Problem to work on: Find every line below with the word "killed" in it, and copy each one.

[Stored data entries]
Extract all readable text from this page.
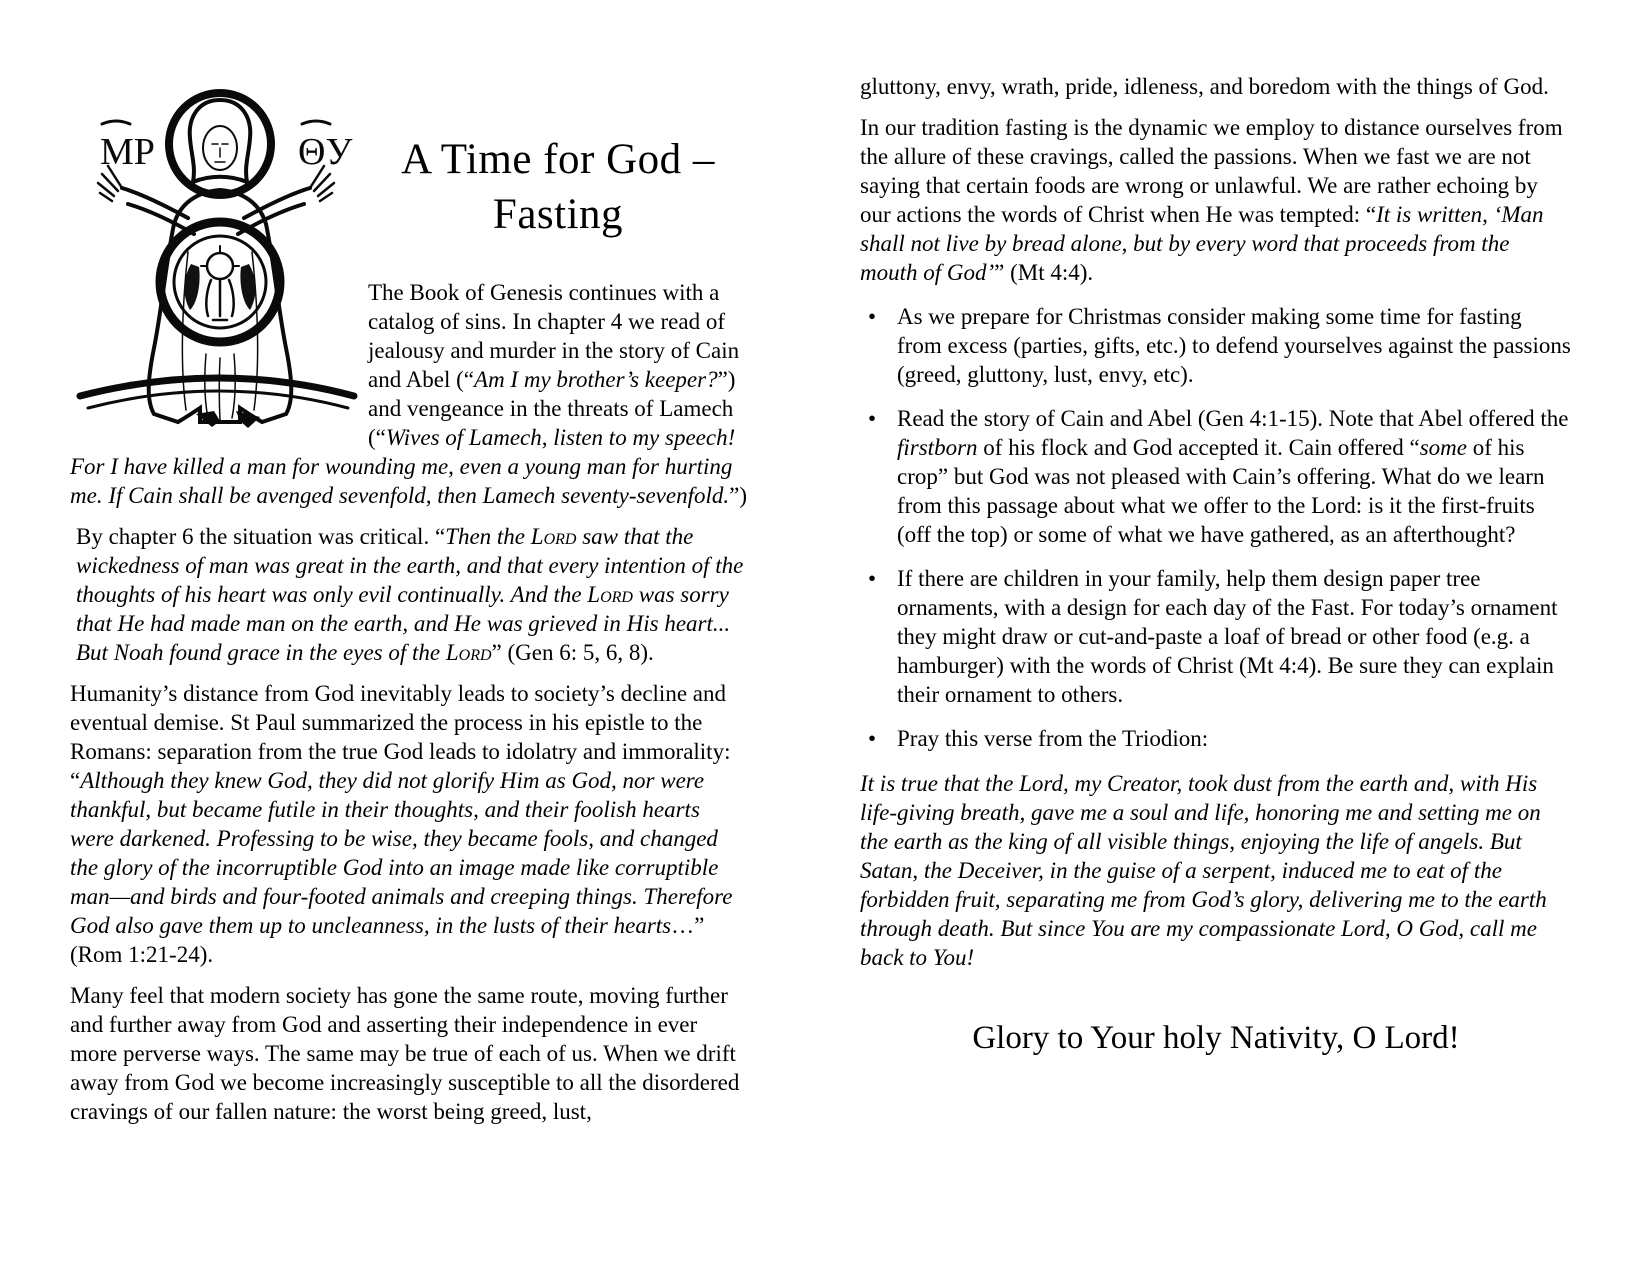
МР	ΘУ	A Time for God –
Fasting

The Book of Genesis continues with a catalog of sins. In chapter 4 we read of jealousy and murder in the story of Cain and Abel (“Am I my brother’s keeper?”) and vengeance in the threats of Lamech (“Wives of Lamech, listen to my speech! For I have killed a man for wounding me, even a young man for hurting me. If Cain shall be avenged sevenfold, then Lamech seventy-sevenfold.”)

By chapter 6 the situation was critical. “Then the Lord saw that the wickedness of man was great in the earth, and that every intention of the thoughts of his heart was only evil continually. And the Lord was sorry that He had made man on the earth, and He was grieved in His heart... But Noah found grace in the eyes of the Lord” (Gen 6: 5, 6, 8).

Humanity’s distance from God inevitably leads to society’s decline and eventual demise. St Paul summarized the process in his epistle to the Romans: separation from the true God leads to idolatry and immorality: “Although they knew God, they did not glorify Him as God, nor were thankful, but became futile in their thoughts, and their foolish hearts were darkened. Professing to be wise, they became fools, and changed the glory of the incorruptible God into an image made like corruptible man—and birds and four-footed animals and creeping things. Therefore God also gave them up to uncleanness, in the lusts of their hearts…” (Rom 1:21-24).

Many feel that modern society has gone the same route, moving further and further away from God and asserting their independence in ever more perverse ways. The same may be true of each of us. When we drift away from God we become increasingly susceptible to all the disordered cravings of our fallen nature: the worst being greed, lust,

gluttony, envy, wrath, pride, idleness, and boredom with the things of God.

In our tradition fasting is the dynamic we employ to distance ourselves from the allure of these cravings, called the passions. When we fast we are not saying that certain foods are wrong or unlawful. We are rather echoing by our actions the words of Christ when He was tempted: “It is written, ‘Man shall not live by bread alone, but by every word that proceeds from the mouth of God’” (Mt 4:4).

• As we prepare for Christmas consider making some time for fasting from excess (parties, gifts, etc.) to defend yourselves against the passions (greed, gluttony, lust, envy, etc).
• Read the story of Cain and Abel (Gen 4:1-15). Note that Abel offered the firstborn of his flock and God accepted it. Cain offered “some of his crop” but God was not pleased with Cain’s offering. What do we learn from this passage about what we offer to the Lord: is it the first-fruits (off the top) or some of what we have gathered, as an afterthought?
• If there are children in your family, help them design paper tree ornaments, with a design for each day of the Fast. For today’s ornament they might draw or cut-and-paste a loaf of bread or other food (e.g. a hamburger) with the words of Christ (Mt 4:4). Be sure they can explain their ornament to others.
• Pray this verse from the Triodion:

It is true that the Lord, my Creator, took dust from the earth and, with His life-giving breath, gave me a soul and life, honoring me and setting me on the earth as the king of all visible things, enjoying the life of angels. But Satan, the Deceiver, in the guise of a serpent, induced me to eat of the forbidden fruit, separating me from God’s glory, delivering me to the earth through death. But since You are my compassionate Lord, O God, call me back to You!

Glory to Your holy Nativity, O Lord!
--
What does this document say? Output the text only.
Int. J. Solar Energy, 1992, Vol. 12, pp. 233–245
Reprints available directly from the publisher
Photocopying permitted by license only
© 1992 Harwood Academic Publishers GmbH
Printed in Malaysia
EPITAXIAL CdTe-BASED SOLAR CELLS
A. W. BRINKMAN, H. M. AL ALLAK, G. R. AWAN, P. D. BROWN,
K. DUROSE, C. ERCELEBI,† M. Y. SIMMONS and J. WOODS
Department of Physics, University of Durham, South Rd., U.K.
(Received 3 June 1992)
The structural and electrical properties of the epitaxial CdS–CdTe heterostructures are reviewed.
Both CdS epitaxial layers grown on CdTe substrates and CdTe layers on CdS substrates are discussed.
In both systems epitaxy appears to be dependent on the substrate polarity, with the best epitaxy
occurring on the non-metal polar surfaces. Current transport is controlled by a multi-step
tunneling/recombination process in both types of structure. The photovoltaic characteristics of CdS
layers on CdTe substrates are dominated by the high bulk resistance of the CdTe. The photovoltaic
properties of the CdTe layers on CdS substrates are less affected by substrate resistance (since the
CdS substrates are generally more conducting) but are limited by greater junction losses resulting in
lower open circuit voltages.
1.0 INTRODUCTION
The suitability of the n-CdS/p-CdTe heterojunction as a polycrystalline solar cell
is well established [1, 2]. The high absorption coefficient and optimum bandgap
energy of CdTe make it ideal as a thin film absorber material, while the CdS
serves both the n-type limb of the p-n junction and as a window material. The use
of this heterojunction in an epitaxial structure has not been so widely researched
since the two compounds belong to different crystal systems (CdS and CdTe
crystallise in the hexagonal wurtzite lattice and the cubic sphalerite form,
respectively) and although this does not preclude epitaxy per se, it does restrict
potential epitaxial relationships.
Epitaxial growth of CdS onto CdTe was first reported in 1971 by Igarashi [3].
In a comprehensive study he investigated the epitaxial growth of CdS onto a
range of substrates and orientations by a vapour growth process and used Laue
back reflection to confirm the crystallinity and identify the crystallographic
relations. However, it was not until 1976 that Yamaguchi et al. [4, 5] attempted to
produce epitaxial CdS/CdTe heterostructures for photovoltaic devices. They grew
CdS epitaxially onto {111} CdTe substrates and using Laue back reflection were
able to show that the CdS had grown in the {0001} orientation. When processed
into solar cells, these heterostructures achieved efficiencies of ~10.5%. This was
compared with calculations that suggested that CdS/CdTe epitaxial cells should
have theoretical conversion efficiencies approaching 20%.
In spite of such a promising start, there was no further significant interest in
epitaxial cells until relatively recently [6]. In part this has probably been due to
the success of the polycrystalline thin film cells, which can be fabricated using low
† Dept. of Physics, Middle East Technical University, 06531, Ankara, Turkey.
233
---
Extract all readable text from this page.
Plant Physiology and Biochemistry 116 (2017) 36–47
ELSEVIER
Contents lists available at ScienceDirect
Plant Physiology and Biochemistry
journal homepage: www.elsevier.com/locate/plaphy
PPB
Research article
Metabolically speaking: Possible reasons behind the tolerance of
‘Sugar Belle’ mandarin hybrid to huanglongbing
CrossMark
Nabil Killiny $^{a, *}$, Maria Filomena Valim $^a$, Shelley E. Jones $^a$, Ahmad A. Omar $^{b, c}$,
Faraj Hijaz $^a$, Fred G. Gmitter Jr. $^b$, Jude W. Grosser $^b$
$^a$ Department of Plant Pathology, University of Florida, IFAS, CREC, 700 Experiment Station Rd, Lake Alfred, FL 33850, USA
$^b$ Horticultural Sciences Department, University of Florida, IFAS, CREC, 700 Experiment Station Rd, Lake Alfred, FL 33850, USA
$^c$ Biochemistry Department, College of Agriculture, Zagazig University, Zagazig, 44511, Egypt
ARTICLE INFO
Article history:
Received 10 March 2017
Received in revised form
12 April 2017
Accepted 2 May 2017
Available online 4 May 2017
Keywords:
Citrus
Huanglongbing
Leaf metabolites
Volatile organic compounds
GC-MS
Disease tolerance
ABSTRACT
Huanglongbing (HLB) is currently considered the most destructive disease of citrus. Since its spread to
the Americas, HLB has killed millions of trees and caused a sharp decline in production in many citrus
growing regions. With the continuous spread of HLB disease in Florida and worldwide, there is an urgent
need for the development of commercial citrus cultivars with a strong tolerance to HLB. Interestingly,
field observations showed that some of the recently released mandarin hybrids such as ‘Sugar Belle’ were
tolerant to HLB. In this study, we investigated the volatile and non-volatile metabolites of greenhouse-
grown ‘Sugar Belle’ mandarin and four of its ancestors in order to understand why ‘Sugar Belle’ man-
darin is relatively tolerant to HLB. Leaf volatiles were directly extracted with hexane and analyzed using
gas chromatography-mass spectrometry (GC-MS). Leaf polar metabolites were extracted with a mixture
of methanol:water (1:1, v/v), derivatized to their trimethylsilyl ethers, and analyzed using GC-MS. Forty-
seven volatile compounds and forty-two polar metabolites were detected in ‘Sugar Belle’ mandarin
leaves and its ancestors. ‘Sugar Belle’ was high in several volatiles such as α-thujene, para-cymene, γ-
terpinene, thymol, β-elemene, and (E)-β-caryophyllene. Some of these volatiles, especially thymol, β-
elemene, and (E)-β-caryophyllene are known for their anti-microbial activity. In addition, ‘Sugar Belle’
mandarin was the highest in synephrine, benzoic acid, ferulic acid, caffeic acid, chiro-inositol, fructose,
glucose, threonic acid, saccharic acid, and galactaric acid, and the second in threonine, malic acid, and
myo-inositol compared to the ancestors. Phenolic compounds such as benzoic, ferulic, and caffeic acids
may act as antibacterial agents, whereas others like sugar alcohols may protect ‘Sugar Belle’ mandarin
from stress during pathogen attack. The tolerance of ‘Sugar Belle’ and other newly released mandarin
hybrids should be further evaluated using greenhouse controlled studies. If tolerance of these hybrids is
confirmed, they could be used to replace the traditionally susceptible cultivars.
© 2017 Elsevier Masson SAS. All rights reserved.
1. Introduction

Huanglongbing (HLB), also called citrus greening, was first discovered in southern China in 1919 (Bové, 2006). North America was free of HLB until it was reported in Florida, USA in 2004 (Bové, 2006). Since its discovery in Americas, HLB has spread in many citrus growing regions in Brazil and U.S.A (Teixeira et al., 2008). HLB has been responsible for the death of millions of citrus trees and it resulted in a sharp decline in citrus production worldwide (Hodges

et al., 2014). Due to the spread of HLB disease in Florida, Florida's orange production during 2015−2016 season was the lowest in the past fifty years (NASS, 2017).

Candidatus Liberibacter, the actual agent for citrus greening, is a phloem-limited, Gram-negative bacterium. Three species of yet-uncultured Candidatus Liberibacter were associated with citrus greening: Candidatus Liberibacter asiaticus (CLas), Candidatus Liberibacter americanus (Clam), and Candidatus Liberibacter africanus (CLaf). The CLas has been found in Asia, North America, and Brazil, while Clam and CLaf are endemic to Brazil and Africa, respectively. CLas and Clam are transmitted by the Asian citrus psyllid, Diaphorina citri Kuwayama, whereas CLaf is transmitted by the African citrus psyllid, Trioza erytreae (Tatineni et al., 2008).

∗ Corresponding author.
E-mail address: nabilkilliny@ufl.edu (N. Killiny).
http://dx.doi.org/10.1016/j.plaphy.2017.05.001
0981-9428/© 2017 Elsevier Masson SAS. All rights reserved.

Reply:
The Book of Genesis continues with a catalog of sins. In chapter 4 we read of jealousy and murder in the story of Cain and Abel (“Am I my brother’s keeper?”) and vengeance in the threats of Lamech (“Wives of Lamech, listen to my speech! For I have killed a man for wounding me, even a young man for hurting me. If Cain shall be avenged sevenfold, then Lamech seventy-sevenfold.”)
the Americas, HLB has killed millions of trees and caused a sharp decline in production in many citrus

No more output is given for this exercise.